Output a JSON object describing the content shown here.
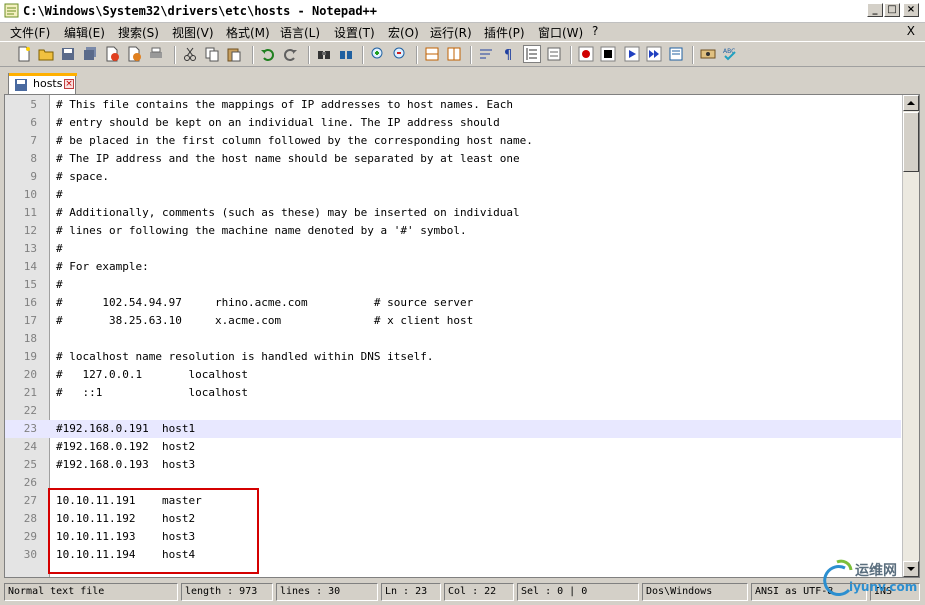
{
  "window": {
    "title": "C:\\Windows\\System32\\drivers\\etc\\hosts - Notepad++",
    "minimize": "_",
    "maximize": "□",
    "close": "×"
  },
  "menu": {
    "items": [
      "文件(F)",
      "编辑(E)",
      "搜索(S)",
      "视图(V)",
      "格式(M)",
      "语言(L)",
      "设置(T)",
      "宏(O)",
      "运行(R)",
      "插件(P)",
      "窗口(W)",
      "?"
    ],
    "close_label": "X"
  },
  "toolbar": {
    "icons": [
      "new-file-icon",
      "open-file-icon",
      "save-icon",
      "save-all-icon",
      "close-icon",
      "close-all-icon",
      "print-icon",
      "cut-icon",
      "copy-icon",
      "paste-icon",
      "undo-icon",
      "redo-icon",
      "find-icon",
      "replace-icon",
      "zoom-in-icon",
      "zoom-out-icon",
      "sync-vertical-icon",
      "sync-horizontal-icon",
      "word-wrap-icon",
      "show-all-chars-icon",
      "indent-guide-icon",
      "user-lang-icon",
      "record-macro-icon",
      "stop-record-icon",
      "play-macro-icon",
      "run-macro-multiple-icon",
      "save-macro-icon",
      "launch-browser-icon",
      "spell-check-icon"
    ]
  },
  "tab": {
    "label": "hosts",
    "close": "×"
  },
  "editor": {
    "current_line": 23,
    "lines": [
      {
        "n": "5",
        "text": "# This file contains the mappings of IP addresses to host names. Each"
      },
      {
        "n": "6",
        "text": "# entry should be kept on an individual line. The IP address should"
      },
      {
        "n": "7",
        "text": "# be placed in the first column followed by the corresponding host name."
      },
      {
        "n": "8",
        "text": "# The IP address and the host name should be separated by at least one"
      },
      {
        "n": "9",
        "text": "# space."
      },
      {
        "n": "10",
        "text": "#"
      },
      {
        "n": "11",
        "text": "# Additionally, comments (such as these) may be inserted on individual"
      },
      {
        "n": "12",
        "text": "# lines or following the machine name denoted by a '#' symbol."
      },
      {
        "n": "13",
        "text": "#"
      },
      {
        "n": "14",
        "text": "# For example:"
      },
      {
        "n": "15",
        "text": "#"
      },
      {
        "n": "16",
        "text": "#      102.54.94.97     rhino.acme.com          # source server"
      },
      {
        "n": "17",
        "text": "#       38.25.63.10     x.acme.com              # x client host"
      },
      {
        "n": "18",
        "text": ""
      },
      {
        "n": "19",
        "text": "# localhost name resolution is handled within DNS itself."
      },
      {
        "n": "20",
        "text": "#   127.0.0.1       localhost"
      },
      {
        "n": "21",
        "text": "#   ::1             localhost"
      },
      {
        "n": "22",
        "text": ""
      },
      {
        "n": "23",
        "text": "#192.168.0.191  host1"
      },
      {
        "n": "24",
        "text": "#192.168.0.192  host2"
      },
      {
        "n": "25",
        "text": "#192.168.0.193  host3"
      },
      {
        "n": "26",
        "text": ""
      },
      {
        "n": "27",
        "text": "10.10.11.191    master"
      },
      {
        "n": "28",
        "text": "10.10.11.192    host2"
      },
      {
        "n": "29",
        "text": "10.10.11.193    host3"
      },
      {
        "n": "30",
        "text": "10.10.11.194    host4"
      }
    ]
  },
  "status": {
    "file_type": "Normal text file",
    "length": "length : 973",
    "lines": "lines : 30",
    "ln": "Ln : 23",
    "col": "Col : 22",
    "sel": "Sel : 0 | 0",
    "eol": "Dos\\Windows",
    "encoding": "ANSI as UTF-8",
    "ins": "INS"
  },
  "watermark": {
    "cn": "运维网",
    "en": "iyunv.com"
  },
  "colors": {
    "highlight_box": "#d40000",
    "current_line_bg": "#e8e8ff",
    "gutter_bg": "#e4e4e4"
  }
}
■ ■ ■ ■ ■ ■ ■
Task instructions
Exclude every picture and copy the remaining data exactly.

Right answer
Output a JSON object describing the content shown here.
{
  "window": {
    "title": "C:\\Windows\\System32\\drivers\\etc\\hosts - Notepad++",
    "minimize": "_",
    "maximize": "□",
    "close": "×"
  },
  "menu": {
    "items": [
      "文件(F)",
      "编辑(E)",
      "搜索(S)",
      "视图(V)",
      "格式(M)",
      "语言(L)",
      "设置(T)",
      "宏(O)",
      "运行(R)",
      "插件(P)",
      "窗口(W)",
      "?"
    ],
    "close_label": "X"
  },
  "toolbar": {
    "icons": [
      "new-file-icon",
      "open-file-icon",
      "save-icon",
      "save-all-icon",
      "close-icon",
      "close-all-icon",
      "print-icon",
      "cut-icon",
      "copy-icon",
      "paste-icon",
      "undo-icon",
      "redo-icon",
      "find-icon",
      "replace-icon",
      "zoom-in-icon",
      "zoom-out-icon",
      "sync-vertical-icon",
      "sync-horizontal-icon",
      "word-wrap-icon",
      "show-all-chars-icon",
      "indent-guide-icon",
      "user-lang-icon",
      "record-macro-icon",
      "stop-record-icon",
      "play-macro-icon",
      "run-macro-multiple-icon",
      "save-macro-icon",
      "launch-browser-icon",
      "spell-check-icon"
    ]
  },
  "tab": {
    "label": "hosts",
    "close": "×"
  },
  "editor": {
    "current_line": 23,
    "lines": [
      {
        "n": "5",
        "text": "# This file contains the mappings of IP addresses to host names. Each"
      },
      {
        "n": "6",
        "text": "# entry should be kept on an individual line. The IP address should"
      },
      {
        "n": "7",
        "text": "# be placed in the first column followed by the corresponding host name."
      },
      {
        "n": "8",
        "text": "# The IP address and the host name should be separated by at least one"
      },
      {
        "n": "9",
        "text": "# space."
      },
      {
        "n": "10",
        "text": "#"
      },
      {
        "n": "11",
        "text": "# Additionally, comments (such as these) may be inserted on individual"
      },
      {
        "n": "12",
        "text": "# lines or following the machine name denoted by a '#' symbol."
      },
      {
        "n": "13",
        "text": "#"
      },
      {
        "n": "14",
        "text": "# For example:"
      },
      {
        "n": "15",
        "text": "#"
      },
      {
        "n": "16",
        "text": "#      102.54.94.97     rhino.acme.com          # source server"
      },
      {
        "n": "17",
        "text": "#       38.25.63.10     x.acme.com              # x client host"
      },
      {
        "n": "18",
        "text": ""
      },
      {
        "n": "19",
        "text": "# localhost name resolution is handled within DNS itself."
      },
      {
        "n": "20",
        "text": "#   127.0.0.1       localhost"
      },
      {
        "n": "21",
        "text": "#   ::1             localhost"
      },
      {
        "n": "22",
        "text": ""
      },
      {
        "n": "23",
        "text": "#192.168.0.191  host1"
      },
      {
        "n": "24",
        "text": "#192.168.0.192  host2"
      },
      {
        "n": "25",
        "text": "#192.168.0.193  host3"
      },
      {
        "n": "26",
        "text": ""
      },
      {
        "n": "27",
        "text": "10.10.11.191    master"
      },
      {
        "n": "28",
        "text": "10.10.11.192    host2"
      },
      {
        "n": "29",
        "text": "10.10.11.193    host3"
      },
      {
        "n": "30",
        "text": "10.10.11.194    host4"
      }
    ]
  },
  "status": {
    "file_type": "Normal text file",
    "length": "length : 973",
    "lines": "lines : 30",
    "ln": "Ln : 23",
    "col": "Col : 22",
    "sel": "Sel : 0 | 0",
    "eol": "Dos\\Windows",
    "encoding": "ANSI as UTF-8",
    "ins": "INS"
  },
  "watermark": {
    "cn": "运维网",
    "en": "iyunv.com"
  },
  "colors": {
    "highlight_box": "#d40000",
    "current_line_bg": "#e8e8ff",
    "gutter_bg": "#e4e4e4"
  }
}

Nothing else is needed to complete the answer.